= Document =
──────────────────────────────
HDFGroup / HDF.PInvoke

Raw HDF5 Power for .NET
http://www.hdfgroup.org/HDF5
Other
80 stars 29 forks source link

Can't read compound dataset with struct fields Sbyte and Float #166

Closed acrignola closed 4 years ago

acrignola commented 4 years ago

Hello the HDF group community,

I developped my wrapper HDF5 with HDF PInvoke 1.5.2 and I have an issue while I try to read dataset with compound datatype. The struct I used is composed of SByte, Float. There is no exception, but the values read are wrong, only the first value of Sbyte is read correctly, then all the other values are wrong.

For example, I want to read dataset with compound datatype as below: ID(in SByte) X (in Float) 1 -1.3 2 180

And the result when I read this dataset is: 1 9.851128E-43 52 0

I am able to read a dataset with compound datatype with struct Float X, Float Y. And I am also able to read a dataset with compound datatype with struct Sbyte ID, Sbyte IDCopy. Anyone have any idea how can I solve my issue please ?

Please find below some part of my code: " long ID = H5D.open(File.ID, FullName); Type type = typeof(T); Array datasetOut = Array.CreateInstance(type, (int[])Dataspace.Dimensions); long datatype = H5D.get_type(ID); GCHandle hnd = GCHandle.Alloc(datasetOut, GCHandleType.Pinned); H5D.read(ID, datatype, H5S.ALL, H5S.ALL, H5P.DEFAULT, hnd.AddrOfPinnedObject()) " with 'T' my struct: " public struct CompDatasetSbyteFloat { SByte ID; float X; }

    public struct CompDatasetSbyteSbyte
    {
        SByte ID;
        SByte IDcopy;
    }

    public struct CompDatasetFloatFloat
    {            
        float X;
        float Y;
    }

"
──────────────────────────────
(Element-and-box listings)
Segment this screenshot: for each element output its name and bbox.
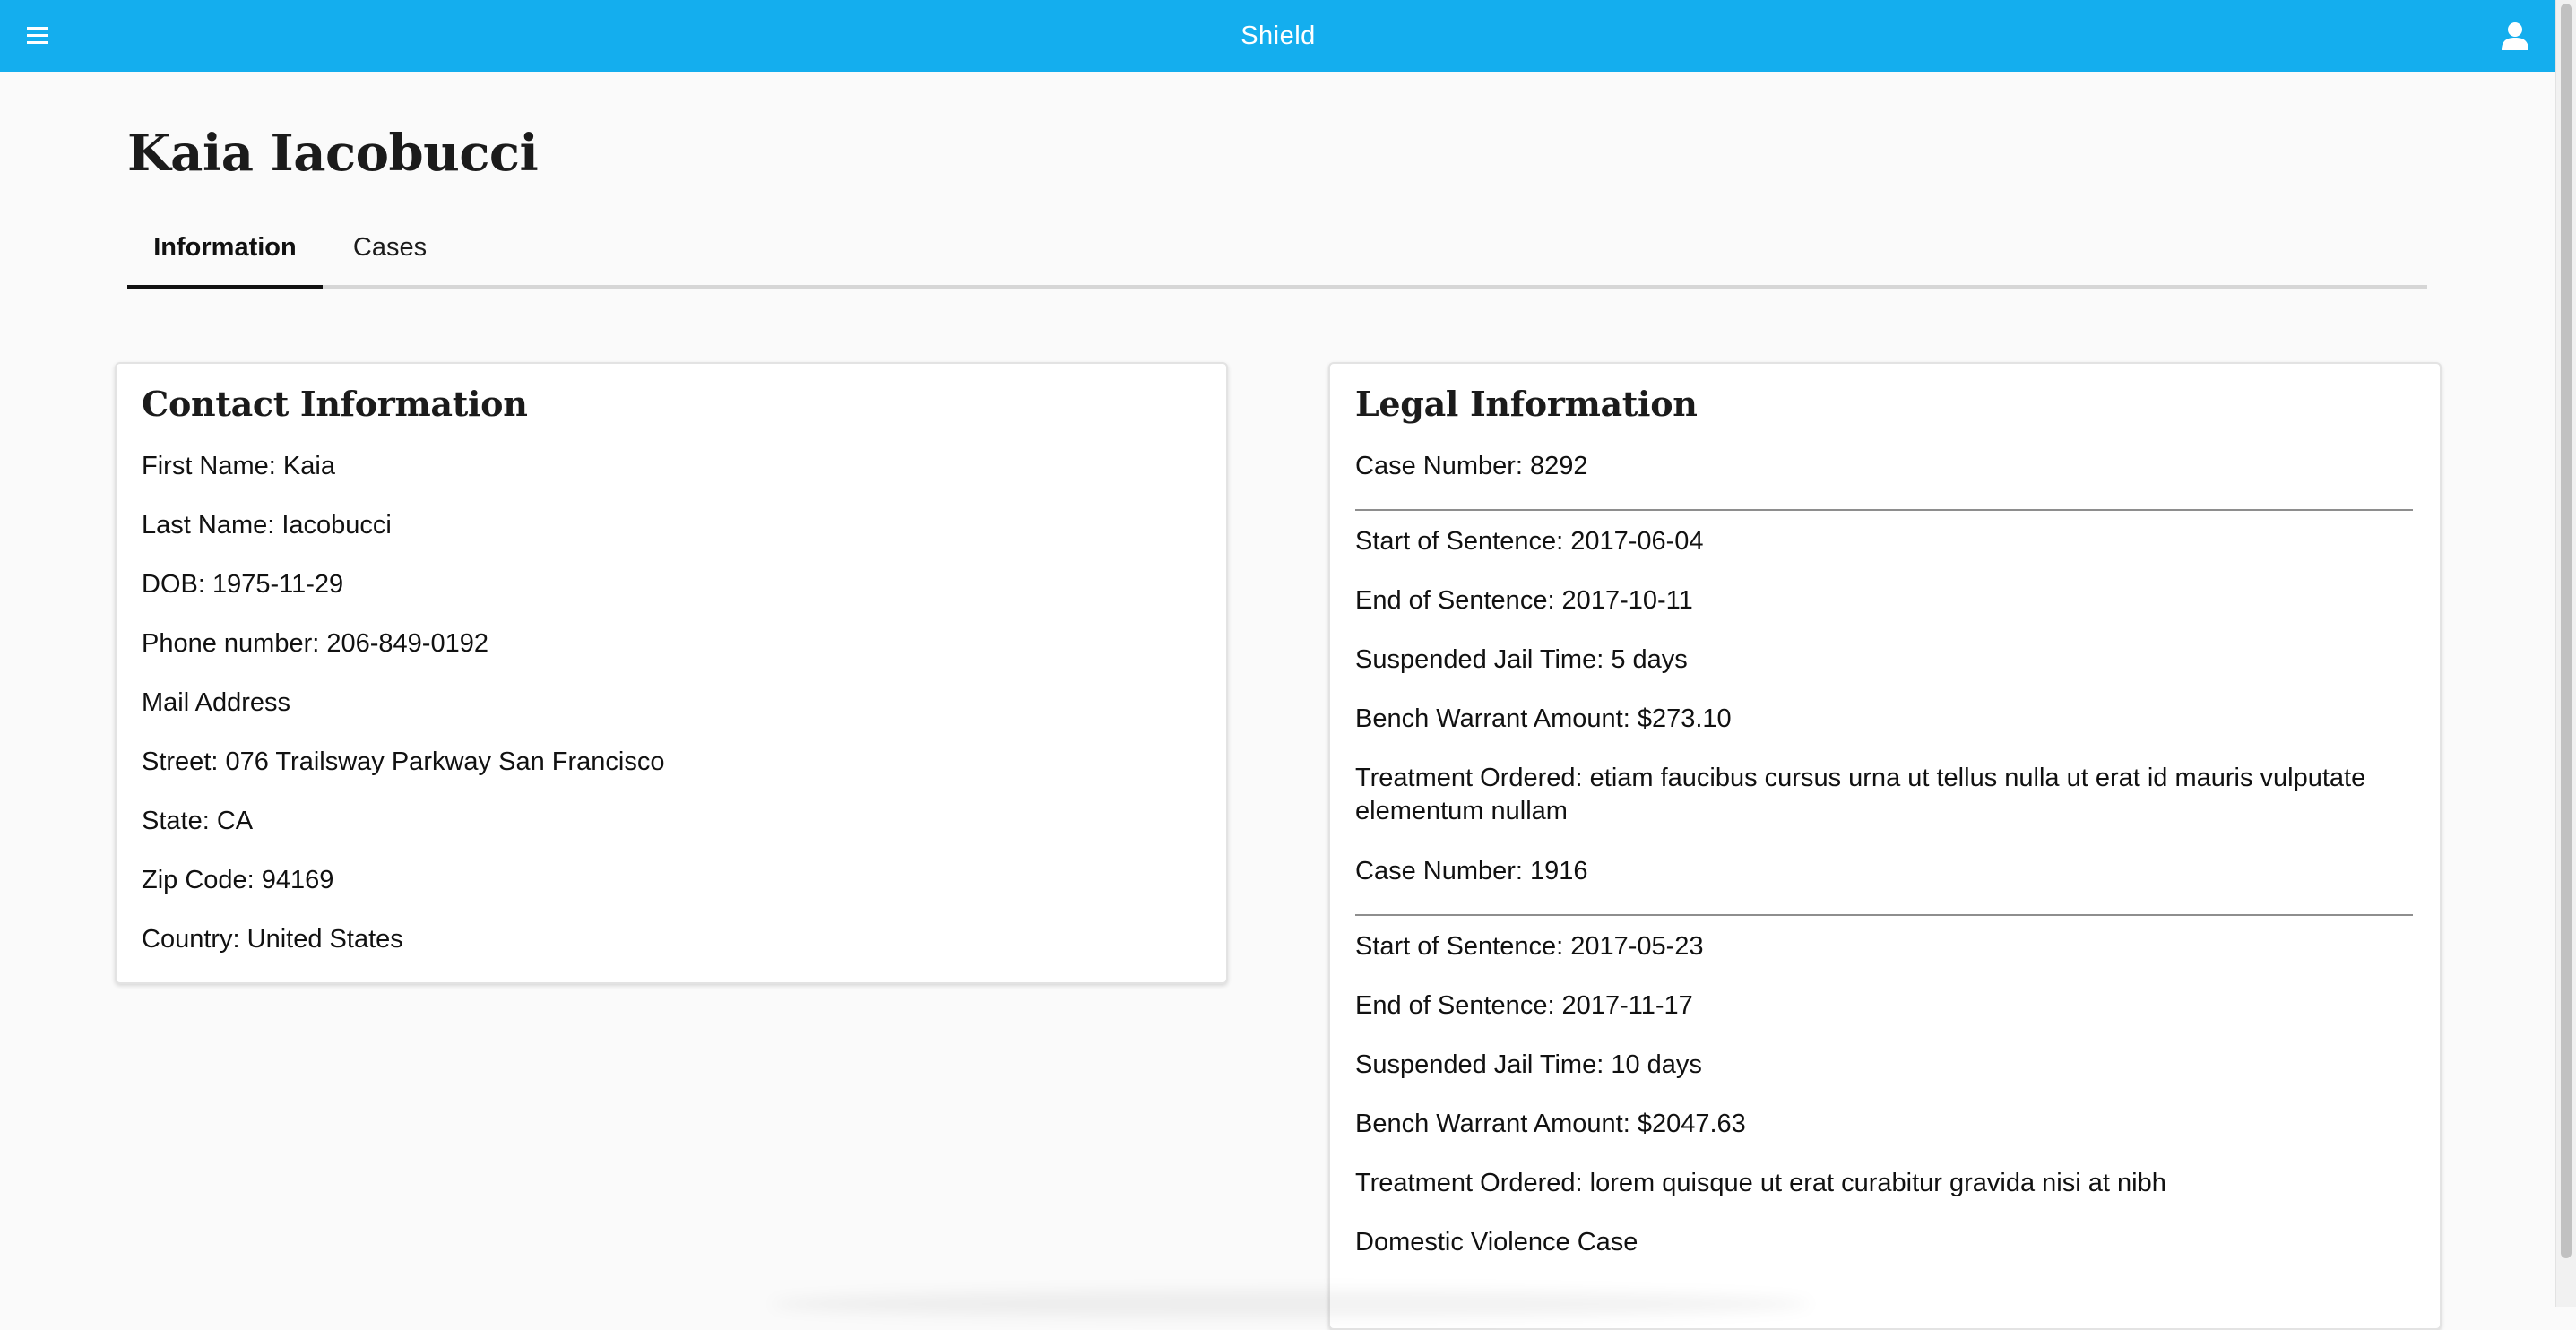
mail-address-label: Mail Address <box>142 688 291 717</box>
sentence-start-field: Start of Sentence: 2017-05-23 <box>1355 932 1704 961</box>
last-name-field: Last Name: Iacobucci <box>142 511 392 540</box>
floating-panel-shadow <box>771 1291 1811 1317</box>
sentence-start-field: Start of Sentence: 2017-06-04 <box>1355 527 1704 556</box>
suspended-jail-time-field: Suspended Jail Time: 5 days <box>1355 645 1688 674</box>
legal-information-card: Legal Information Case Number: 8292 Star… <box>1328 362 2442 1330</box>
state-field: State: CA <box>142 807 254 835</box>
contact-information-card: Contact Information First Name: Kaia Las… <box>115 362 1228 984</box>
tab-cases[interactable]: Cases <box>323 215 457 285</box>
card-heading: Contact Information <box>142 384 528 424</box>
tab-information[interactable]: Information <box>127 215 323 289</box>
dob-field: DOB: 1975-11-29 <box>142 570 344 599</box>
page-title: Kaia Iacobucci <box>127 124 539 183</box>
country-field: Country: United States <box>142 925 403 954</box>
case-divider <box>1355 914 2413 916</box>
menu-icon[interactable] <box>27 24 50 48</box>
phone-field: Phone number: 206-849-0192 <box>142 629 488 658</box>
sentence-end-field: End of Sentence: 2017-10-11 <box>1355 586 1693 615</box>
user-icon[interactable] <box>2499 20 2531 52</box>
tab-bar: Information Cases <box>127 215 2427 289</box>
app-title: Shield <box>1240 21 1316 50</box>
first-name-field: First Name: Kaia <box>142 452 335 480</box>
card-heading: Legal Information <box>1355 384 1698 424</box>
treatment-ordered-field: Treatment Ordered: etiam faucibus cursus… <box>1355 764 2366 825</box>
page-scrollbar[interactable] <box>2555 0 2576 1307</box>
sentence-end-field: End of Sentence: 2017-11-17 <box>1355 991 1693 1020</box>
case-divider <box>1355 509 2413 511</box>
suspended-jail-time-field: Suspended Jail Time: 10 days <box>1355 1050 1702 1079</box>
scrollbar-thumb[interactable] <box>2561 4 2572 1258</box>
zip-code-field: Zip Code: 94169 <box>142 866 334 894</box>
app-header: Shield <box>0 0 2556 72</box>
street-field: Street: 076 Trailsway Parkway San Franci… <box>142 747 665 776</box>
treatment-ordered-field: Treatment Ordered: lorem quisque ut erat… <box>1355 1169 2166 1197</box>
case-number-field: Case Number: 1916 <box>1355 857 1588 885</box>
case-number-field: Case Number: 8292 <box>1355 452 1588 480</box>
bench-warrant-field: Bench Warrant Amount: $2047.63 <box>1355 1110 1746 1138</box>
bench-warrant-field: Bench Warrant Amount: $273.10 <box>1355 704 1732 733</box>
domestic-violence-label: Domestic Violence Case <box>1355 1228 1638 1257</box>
──────────────────────────────
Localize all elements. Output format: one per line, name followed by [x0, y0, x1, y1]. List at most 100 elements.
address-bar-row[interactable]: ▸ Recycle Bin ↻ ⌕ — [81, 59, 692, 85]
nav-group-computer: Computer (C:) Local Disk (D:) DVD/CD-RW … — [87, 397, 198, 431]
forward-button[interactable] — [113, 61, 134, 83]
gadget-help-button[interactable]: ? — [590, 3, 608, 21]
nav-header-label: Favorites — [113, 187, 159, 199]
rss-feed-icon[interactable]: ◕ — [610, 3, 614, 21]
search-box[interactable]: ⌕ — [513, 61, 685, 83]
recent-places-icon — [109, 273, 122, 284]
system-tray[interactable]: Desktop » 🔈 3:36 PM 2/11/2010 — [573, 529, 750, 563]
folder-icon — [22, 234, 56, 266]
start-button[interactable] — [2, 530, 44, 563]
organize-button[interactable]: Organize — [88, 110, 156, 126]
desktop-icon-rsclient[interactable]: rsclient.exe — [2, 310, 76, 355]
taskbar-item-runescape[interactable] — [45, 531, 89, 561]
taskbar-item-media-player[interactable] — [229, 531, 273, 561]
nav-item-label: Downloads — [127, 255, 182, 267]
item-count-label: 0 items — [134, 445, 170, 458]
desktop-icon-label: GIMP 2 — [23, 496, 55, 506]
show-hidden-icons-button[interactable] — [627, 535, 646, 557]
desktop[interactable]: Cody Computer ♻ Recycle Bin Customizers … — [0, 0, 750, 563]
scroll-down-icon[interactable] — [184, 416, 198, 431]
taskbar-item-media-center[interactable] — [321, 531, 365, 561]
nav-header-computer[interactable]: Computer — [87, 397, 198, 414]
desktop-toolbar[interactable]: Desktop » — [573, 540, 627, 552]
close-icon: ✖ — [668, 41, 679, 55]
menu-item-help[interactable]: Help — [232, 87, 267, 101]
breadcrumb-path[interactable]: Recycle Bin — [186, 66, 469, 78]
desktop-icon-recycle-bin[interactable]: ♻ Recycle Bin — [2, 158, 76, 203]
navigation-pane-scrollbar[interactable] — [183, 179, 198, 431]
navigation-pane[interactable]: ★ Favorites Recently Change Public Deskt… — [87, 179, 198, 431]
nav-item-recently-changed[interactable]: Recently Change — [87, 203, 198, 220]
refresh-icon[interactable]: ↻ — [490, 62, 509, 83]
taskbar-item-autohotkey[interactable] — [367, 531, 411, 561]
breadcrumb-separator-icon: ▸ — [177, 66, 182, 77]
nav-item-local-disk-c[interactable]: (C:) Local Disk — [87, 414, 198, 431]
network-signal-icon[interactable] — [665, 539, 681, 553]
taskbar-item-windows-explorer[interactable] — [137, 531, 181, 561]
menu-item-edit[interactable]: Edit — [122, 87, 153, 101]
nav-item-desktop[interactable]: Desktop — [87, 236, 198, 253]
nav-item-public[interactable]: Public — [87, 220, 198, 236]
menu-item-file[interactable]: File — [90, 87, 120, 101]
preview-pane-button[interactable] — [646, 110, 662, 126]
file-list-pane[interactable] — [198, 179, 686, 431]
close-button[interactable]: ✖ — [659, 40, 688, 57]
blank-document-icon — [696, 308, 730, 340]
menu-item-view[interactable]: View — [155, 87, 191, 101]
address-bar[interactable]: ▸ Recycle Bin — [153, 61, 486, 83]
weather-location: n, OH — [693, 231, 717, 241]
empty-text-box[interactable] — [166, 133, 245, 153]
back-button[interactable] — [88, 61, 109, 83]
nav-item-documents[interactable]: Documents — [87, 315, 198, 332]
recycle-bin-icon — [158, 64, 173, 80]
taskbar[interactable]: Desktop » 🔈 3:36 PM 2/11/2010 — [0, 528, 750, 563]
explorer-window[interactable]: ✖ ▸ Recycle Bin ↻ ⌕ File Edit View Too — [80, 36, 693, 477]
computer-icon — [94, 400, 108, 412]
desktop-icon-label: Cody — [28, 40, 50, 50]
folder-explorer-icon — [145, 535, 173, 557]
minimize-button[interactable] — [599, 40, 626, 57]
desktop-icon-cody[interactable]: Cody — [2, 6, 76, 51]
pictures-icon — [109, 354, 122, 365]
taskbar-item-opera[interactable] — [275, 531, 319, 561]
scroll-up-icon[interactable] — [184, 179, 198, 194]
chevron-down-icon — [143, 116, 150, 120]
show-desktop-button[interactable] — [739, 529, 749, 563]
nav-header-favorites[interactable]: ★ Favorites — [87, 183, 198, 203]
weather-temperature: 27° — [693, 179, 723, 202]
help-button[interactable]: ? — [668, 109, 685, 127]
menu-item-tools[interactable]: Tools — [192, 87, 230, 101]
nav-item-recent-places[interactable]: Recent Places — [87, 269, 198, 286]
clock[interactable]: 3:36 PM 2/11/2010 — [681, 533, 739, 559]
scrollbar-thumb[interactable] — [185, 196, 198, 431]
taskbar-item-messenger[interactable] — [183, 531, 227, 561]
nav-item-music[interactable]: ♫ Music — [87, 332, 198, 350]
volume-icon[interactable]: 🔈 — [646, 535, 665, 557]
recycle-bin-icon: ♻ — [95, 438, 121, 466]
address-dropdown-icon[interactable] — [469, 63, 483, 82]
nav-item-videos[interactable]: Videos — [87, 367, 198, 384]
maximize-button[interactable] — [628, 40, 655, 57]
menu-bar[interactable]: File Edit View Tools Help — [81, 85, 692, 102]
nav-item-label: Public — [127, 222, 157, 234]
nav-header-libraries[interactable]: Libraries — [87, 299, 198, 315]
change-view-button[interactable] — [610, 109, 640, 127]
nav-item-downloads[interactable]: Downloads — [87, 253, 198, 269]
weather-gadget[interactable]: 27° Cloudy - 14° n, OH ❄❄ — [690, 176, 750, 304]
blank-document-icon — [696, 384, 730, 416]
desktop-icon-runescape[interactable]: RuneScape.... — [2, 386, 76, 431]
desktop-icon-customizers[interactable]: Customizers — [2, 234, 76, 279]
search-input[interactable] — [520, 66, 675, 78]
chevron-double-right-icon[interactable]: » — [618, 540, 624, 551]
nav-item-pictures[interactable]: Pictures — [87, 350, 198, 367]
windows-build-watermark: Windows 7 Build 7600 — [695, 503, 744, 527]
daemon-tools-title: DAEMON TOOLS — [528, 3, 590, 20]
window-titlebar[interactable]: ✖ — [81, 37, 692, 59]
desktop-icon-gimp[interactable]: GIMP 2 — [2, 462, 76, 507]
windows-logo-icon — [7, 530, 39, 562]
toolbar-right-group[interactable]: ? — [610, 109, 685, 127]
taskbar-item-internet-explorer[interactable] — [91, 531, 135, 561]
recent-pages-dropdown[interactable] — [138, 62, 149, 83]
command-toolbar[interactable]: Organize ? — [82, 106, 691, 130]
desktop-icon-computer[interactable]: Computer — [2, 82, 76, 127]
──────────────────────────────
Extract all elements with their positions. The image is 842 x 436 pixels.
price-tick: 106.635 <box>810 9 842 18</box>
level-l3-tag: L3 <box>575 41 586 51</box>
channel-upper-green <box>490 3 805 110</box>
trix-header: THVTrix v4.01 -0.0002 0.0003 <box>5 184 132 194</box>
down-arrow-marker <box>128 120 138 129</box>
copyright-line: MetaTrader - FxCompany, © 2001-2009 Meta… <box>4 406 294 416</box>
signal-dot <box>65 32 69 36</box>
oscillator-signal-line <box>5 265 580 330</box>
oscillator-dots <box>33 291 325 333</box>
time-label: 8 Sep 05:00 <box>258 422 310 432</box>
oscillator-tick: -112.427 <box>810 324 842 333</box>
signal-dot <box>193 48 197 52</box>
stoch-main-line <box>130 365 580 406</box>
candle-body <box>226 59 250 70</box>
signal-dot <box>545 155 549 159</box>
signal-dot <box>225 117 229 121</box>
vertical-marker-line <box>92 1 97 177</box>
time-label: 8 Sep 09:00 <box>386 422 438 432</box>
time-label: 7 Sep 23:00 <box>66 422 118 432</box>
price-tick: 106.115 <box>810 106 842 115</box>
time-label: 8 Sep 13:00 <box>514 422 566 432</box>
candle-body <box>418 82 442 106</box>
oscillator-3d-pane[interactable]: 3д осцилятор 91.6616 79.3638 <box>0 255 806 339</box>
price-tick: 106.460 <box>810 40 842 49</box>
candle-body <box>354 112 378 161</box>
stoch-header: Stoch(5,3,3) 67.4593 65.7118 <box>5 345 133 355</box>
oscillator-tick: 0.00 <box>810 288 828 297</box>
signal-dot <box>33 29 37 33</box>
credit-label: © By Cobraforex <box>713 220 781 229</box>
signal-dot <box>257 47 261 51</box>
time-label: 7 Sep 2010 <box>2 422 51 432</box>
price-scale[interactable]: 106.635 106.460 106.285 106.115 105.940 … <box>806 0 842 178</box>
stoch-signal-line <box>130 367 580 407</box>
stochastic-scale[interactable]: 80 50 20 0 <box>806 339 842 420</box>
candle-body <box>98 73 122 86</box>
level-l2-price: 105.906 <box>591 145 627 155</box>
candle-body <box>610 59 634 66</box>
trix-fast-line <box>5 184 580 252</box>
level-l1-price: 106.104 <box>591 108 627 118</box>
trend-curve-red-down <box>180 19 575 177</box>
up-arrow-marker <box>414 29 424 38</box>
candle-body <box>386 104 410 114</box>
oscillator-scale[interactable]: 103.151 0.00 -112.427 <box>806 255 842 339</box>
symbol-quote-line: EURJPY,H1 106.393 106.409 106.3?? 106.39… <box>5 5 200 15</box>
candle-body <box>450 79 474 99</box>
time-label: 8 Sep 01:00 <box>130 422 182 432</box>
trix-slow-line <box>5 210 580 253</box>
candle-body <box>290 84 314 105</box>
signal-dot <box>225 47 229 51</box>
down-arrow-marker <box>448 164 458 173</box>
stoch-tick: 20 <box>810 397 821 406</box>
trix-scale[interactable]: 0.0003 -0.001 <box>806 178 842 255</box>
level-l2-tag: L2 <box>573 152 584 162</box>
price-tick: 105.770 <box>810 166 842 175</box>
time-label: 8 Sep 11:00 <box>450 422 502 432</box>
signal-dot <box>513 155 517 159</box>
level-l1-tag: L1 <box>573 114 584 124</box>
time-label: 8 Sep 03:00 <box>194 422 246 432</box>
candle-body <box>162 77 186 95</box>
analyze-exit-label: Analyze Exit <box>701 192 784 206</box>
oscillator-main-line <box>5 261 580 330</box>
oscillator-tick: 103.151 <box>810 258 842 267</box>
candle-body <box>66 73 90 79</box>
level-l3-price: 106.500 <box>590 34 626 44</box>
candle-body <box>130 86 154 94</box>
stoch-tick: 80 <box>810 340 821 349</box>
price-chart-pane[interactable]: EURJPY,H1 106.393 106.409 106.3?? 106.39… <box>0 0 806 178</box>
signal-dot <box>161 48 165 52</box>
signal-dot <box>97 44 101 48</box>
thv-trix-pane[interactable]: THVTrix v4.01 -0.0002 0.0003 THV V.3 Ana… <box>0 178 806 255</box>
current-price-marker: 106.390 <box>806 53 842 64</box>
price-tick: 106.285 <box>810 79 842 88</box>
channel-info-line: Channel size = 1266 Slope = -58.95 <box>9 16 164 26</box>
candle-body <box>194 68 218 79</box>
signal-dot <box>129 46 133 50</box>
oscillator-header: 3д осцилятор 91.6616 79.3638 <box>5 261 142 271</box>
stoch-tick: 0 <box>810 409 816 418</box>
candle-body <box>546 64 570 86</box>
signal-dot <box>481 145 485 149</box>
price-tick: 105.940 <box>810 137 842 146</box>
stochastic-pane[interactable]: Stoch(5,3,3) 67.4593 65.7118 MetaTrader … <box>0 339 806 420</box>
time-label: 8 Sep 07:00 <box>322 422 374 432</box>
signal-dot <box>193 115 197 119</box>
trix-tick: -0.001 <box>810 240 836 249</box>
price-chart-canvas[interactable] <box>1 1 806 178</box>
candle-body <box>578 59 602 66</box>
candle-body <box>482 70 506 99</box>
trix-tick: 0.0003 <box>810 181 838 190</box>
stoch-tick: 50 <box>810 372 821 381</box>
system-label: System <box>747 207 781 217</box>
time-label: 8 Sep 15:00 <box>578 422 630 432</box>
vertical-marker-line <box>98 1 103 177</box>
──────────────────────────────
= Problems and tasks =
A - Answer these about the HDF.PInvoke thread:
(i) Which version of HDF PInvoke was the wrapper developed with?
(ii) Which two field types make up the struct whose values come back wrong?
(iii) How many forks does the repository have?
B - Please recast the entries as a numbered list, beginning at the line that has "Localize all elements." and stopping after the line that has "rss-feed-icon[interactable]: ◕ —". Leave out any blank lines.
The HDF.PInvoke thread and the entries are unrelated to each other.

= Responses per task =
A -
(i) 1.5.2
(ii) SByte and Float
(iii) 29

B -
1. Localize all elements. Output format: one per line, name followed by [x0, y0, x1, y1]. List at most 100 elements.
2. address-bar-row[interactable]: ▸ Recycle Bin ↻ ⌕ — [81, 59, 692, 85]
3. nav-group-computer: Computer (C:) Local Disk (D:) DVD/CD-RW … — [87, 397, 198, 431]
4. forward-button[interactable] — [113, 61, 134, 83]
5. gadget-help-button[interactable]: ? — [590, 3, 608, 21]
6. nav-header-label: Favorites — [113, 187, 159, 199]
7. rss-feed-icon[interactable]: ◕ — [610, 3, 614, 21]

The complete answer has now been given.